» **REQUEST**
Every entry that follows needs to be repeated exactly.

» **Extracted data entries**
▶

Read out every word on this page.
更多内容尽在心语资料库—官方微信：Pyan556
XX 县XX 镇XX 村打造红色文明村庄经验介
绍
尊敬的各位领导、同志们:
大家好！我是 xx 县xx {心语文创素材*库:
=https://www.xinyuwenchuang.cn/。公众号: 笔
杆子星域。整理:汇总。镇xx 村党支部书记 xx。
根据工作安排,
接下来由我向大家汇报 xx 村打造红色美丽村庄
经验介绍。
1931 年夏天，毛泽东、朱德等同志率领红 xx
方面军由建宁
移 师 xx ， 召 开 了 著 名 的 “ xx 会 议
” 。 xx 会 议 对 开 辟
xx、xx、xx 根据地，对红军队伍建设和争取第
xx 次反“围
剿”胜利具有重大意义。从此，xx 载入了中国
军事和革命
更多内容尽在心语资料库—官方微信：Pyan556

◀

» **RESPONSE TO THE EXERCISE**
Read out every word on this page.
更多内容尽在心语资料库—官方微信：Pyan556
XX 县XX 镇XX 村打造红色文明村庄经验介
绍
尊敬的各位领导、同志们:
大家好！我是 xx 县xx {心语文创素材*库:
=https://www.xinyuwenchuang.cn/。公众号: 笔
杆子星域。整理:汇总。镇xx 村党支部书记 xx。
根据工作安排,
接下来由我向大家汇报 xx 村打造红色美丽村庄
经验介绍。
1931 年夏天，毛泽东、朱德等同志率领红 xx
方面军由建宁
移 师 xx ， 召 开 了 著 名 的 “ xx 会 议
” 。 xx 会 议 对 开 辟
xx、xx、xx 根据地，对红军队伍建设和争取第
xx 次反“围
剿”胜利具有重大意义。从此，xx 载入了中国
军事和革命
更多内容尽在心语资料库—官方微信：Pyan556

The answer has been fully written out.